** DATA SHOWN **
+ + + + + + +

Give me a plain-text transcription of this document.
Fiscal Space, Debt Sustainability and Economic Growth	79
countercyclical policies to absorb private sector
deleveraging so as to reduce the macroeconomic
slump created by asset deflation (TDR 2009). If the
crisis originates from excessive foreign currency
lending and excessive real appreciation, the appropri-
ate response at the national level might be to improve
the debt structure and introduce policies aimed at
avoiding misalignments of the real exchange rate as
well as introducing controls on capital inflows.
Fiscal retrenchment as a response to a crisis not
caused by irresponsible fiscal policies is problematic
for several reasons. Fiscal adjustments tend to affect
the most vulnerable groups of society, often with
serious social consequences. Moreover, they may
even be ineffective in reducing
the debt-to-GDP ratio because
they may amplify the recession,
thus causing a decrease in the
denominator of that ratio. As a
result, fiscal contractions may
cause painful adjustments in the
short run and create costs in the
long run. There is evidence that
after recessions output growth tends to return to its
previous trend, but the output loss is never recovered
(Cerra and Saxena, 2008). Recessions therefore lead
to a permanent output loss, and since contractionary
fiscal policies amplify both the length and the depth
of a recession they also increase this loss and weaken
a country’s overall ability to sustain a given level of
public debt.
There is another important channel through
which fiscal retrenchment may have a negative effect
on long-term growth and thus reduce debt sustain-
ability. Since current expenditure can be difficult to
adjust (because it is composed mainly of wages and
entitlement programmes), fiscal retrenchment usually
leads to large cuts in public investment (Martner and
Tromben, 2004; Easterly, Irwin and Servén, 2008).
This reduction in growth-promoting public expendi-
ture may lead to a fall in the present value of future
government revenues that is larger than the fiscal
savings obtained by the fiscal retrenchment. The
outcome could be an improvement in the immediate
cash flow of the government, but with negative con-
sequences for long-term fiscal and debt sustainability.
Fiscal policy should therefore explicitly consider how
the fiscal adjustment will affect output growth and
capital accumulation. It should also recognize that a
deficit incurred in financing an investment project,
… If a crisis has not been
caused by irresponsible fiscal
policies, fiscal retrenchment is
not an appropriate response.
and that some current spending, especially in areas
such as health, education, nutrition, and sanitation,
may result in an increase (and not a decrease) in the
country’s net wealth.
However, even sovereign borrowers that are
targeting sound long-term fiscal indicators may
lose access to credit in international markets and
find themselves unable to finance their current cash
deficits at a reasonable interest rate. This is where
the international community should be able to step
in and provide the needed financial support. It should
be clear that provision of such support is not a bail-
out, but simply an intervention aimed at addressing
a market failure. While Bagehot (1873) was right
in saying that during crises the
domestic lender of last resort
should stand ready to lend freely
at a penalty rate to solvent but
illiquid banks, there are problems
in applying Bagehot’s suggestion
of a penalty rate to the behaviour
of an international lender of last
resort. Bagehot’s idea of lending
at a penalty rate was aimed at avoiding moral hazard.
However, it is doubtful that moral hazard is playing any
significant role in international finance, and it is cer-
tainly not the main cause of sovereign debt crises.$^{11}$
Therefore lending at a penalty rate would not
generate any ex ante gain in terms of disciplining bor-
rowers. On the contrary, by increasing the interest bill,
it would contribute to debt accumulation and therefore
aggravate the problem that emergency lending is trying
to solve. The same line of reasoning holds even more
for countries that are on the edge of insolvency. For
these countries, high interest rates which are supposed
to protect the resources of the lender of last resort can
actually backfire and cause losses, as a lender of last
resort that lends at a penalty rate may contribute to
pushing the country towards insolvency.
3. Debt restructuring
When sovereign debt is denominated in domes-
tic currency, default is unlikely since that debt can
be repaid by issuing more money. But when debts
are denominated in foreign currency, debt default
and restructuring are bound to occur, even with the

+ + + + + + +

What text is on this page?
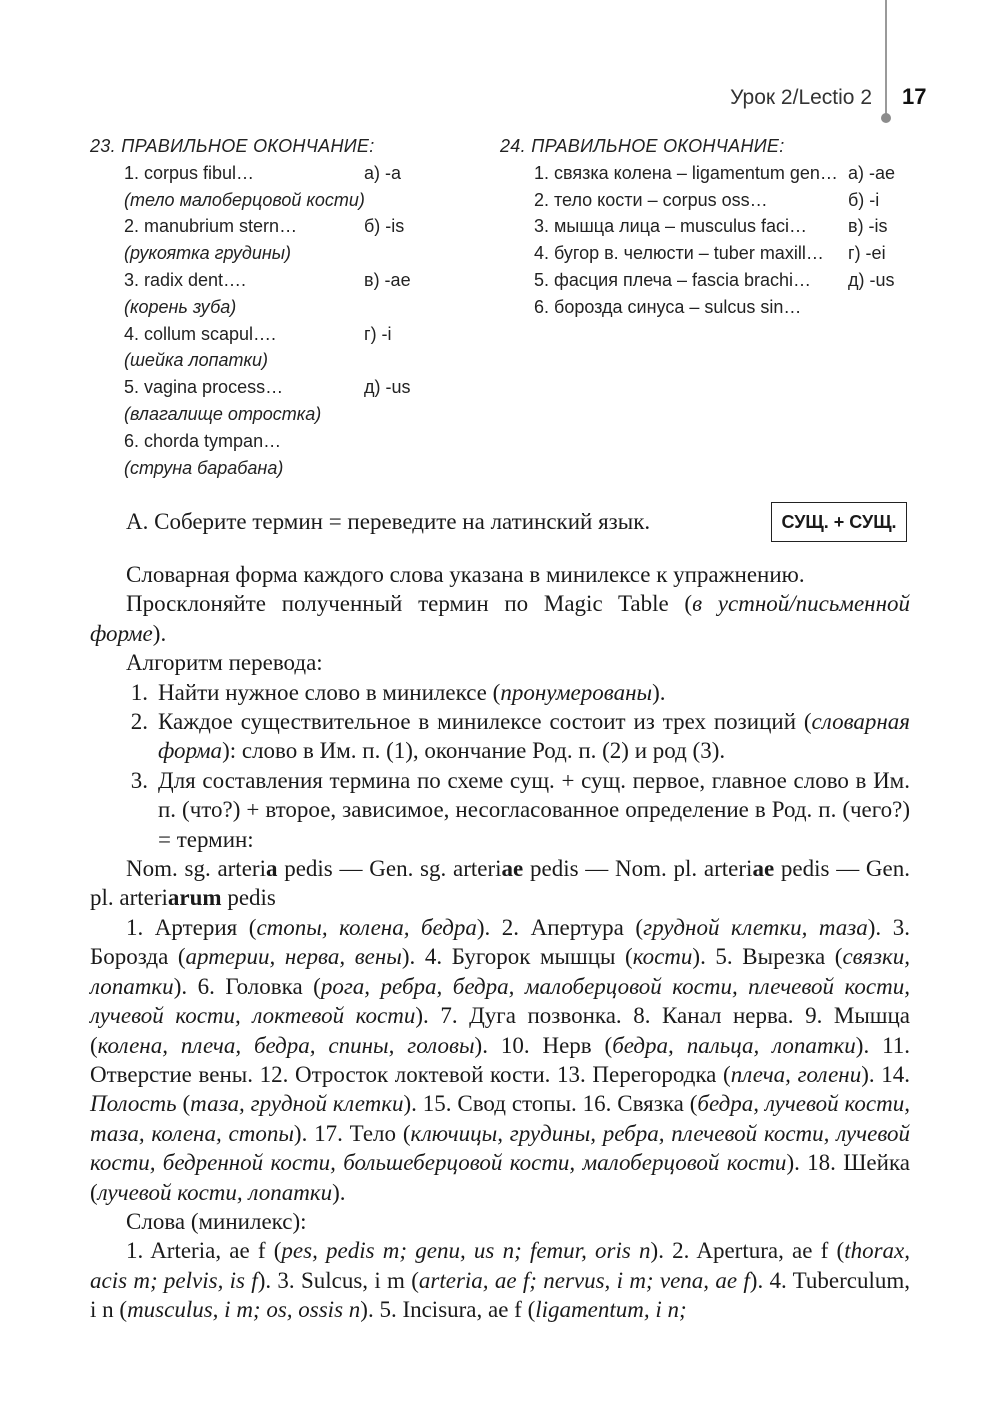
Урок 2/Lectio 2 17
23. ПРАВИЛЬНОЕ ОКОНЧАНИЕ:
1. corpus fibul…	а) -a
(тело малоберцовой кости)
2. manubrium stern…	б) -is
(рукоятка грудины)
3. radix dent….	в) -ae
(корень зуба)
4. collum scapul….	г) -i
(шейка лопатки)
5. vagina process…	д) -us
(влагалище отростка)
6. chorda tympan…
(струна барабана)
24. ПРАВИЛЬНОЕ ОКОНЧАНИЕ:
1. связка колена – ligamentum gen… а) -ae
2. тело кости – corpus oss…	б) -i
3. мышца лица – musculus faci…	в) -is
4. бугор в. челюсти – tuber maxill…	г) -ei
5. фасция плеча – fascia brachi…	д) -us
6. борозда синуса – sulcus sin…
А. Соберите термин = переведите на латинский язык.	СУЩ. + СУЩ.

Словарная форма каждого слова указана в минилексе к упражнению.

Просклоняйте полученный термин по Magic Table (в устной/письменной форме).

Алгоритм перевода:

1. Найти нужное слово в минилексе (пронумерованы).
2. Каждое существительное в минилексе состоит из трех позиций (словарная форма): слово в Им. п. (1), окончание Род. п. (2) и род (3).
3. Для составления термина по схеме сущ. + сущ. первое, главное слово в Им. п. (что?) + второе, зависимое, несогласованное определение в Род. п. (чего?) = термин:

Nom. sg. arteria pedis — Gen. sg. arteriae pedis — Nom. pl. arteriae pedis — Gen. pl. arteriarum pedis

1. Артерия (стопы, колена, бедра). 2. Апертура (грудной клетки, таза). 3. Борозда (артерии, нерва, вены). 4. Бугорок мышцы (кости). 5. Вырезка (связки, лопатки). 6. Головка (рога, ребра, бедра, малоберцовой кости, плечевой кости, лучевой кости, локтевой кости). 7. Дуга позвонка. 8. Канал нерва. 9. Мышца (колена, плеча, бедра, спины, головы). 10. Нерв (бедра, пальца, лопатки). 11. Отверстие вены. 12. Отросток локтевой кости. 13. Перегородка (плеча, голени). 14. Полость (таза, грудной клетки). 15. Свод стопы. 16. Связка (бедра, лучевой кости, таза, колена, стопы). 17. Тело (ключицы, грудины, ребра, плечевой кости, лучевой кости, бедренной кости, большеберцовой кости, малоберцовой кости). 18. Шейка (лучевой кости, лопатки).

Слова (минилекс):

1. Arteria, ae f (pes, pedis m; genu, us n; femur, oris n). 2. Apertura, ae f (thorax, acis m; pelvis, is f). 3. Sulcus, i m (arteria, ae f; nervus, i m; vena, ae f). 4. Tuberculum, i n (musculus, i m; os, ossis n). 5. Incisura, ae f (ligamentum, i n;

+ + + + + + +

** AIM OF THE TASK **
From the data, list each line in which the string "resort" appears.

** FINISHED ANSWER **
domestic lender of last resort
resort. Bagehot’s idea of lending
to protect the resources of the lender of last resort can
resort that lends at a penalty rate may contribute to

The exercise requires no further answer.